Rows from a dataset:
***
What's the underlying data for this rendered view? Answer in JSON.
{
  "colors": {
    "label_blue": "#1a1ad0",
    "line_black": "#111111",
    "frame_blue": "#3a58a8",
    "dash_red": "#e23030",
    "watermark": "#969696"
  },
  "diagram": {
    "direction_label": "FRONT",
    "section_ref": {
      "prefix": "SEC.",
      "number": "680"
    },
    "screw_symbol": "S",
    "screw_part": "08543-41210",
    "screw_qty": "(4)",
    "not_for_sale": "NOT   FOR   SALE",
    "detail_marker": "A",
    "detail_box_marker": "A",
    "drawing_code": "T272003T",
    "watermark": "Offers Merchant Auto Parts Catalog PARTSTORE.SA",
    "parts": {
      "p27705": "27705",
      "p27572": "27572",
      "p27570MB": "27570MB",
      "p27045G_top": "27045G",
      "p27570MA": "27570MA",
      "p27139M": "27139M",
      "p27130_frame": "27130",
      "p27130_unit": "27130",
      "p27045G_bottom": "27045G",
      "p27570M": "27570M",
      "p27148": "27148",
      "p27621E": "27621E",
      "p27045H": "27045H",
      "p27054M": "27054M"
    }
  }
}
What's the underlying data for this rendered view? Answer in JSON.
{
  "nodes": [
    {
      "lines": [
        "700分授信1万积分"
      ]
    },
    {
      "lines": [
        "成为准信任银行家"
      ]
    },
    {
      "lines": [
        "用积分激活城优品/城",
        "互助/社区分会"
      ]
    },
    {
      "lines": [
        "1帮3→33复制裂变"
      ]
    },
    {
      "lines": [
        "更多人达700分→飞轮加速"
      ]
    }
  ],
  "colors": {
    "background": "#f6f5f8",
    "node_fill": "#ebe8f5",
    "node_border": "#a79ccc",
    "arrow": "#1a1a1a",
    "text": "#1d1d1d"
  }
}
***
What is asked »
From the listing above, extract every line exactly as it stands.

Written response »
What's the underlying data for this rendered view? Answer in JSON.
{
  "colors": {
    "label_blue": "#1a1ad0",
    "line_black": "#111111",
    "frame_blue": "#3a58a8",
    "dash_red": "#e23030",
    "watermark": "#969696"
  },
  "diagram": {
    "direction_label": "FRONT",
    "section_ref": {
      "prefix": "SEC.",
      "number": "680"
    },
    "screw_symbol": "S",
    "screw_part": "08543-41210",
    "screw_qty": "(4)",
    "not_for_sale": "NOT   FOR   SALE",
    "detail_marker": "A",
    "detail_box_marker": "A",
    "drawing_code": "T272003T",
    "watermark": "Offers Merchant Auto Parts Catalog PARTSTORE.SA",
    "parts": {
      "p27705": "27705",
      "p27572": "27572",
      "p27570MB": "27570MB",
      "p27045G_top": "27045G",
      "p27570MA": "27570MA",
      "p27139M": "27139M",
      "p27130_frame": "27130",
      "p27130_unit": "27130",
      "p27045G_bottom": "27045G",
      "p27570M": "27570M",
      "p27148": "27148",
      "p27621E": "27621E",
      "p27045H": "27045H",
      "p27054M": "27054M"
    }
  }
}
What's the underlying data for this rendered view? Answer in JSON.
{
  "nodes": [
    {
      "lines": [
        "700分授信1万积分"
      ]
    },
    {
      "lines": [
        "成为准信任银行家"
      ]
    },
    {
      "lines": [
        "用积分激活城优品/城",
        "互助/社区分会"
      ]
    },
    {
      "lines": [
        "1帮3→33复制裂变"
      ]
    },
    {
      "lines": [
        "更多人达700分→飞轮加速"
      ]
    }
  ],
  "colors": {
    "background": "#f6f5f8",
    "node_fill": "#ebe8f5",
    "node_border": "#a79ccc",
    "arrow": "#1a1a1a",
    "text": "#1d1d1d"
  }
}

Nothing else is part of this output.